Description of the task: Give the listing again character for character, but drop the images.
## START Extracted information
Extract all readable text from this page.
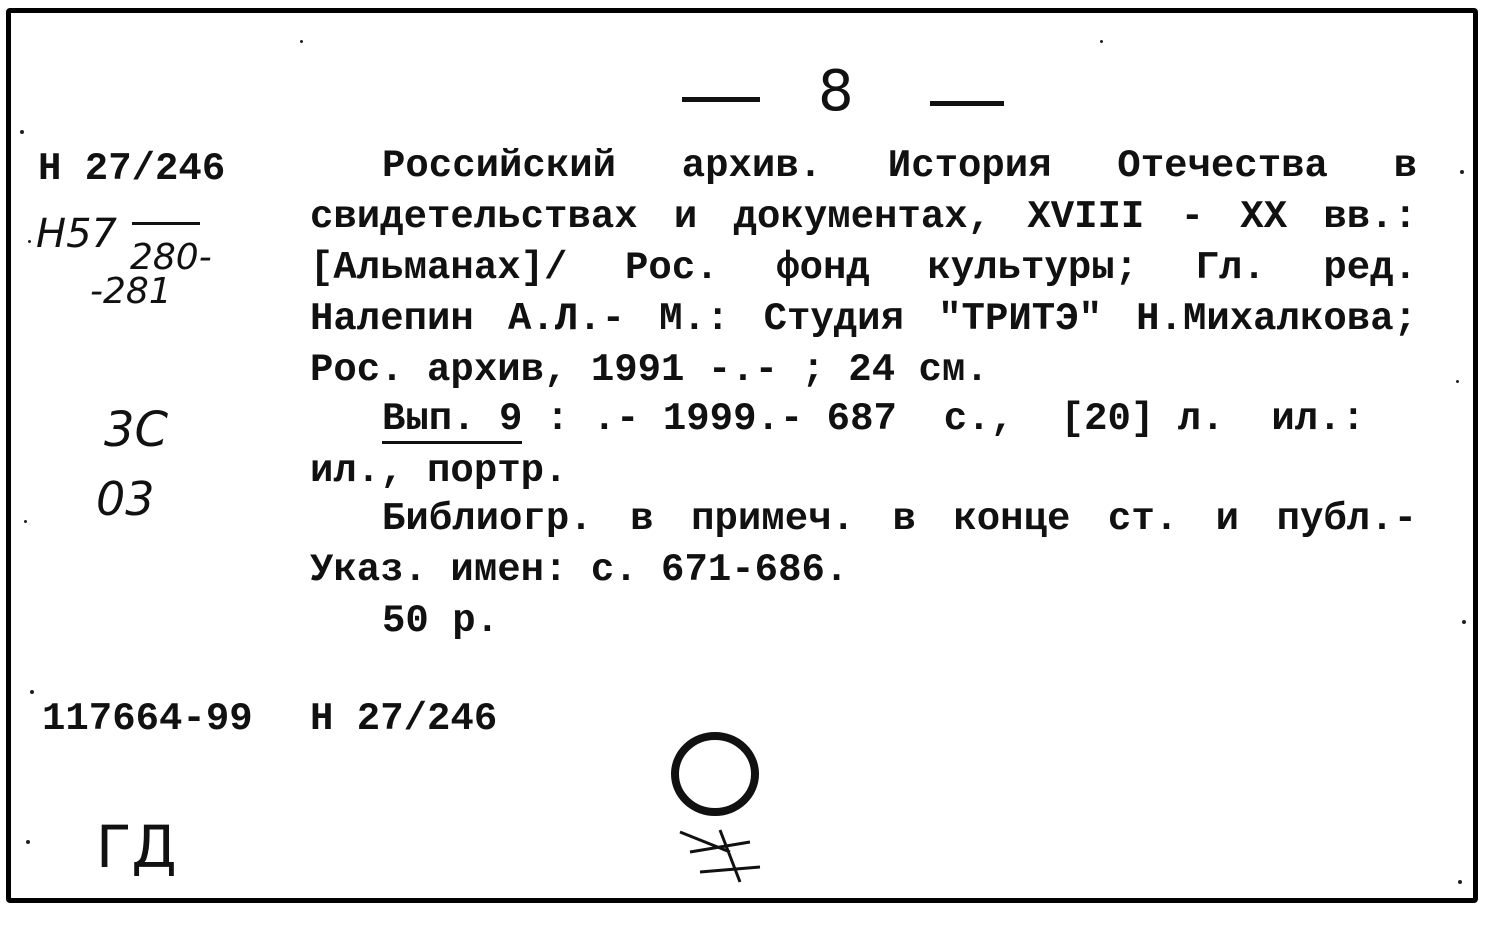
8
Н 27/246
Н57
280-
-281
3С
03
117664-99 Н 27/246
ГД
Российский архив. История Отечества в
свидетельствах и документах, XVIII - XX вв.:
[Альманах]/ Рос. фонд культуры; Гл. ред.
Налепин А.Л.- М.: Студия "ТРИТЭ" Н.Михалкова;
Рос. архив, 1991 -.- ; 24 см.
Вып. 9 : .- 1999.- 687  с.,  [20] л.  ил.:
ил., портр.
Библиогр. в примеч. в конце ст. и публ.-
Указ. имен: с. 671-686.
50 р.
## END Extracted information
The answer:
Extract all readable text from this page.
8
Н 27/246
Н57
280-
-281
3С
03
117664-99 Н 27/246
ГД
Российский архив. История Отечества в
свидетельствах и документах, XVIII - XX вв.:
[Альманах]/ Рос. фонд культуры; Гл. ред.
Налепин А.Л.- М.: Студия "ТРИТЭ" Н.Михалкова;
Рос. архив, 1991 -.- ; 24 см.
Вып. 9 : .- 1999.- 687  с.,  [20] л.  ил.:
ил., портр.
Библиогр. в примеч. в конце ст. и публ.-
Указ. имен: с. 671-686.
50 р.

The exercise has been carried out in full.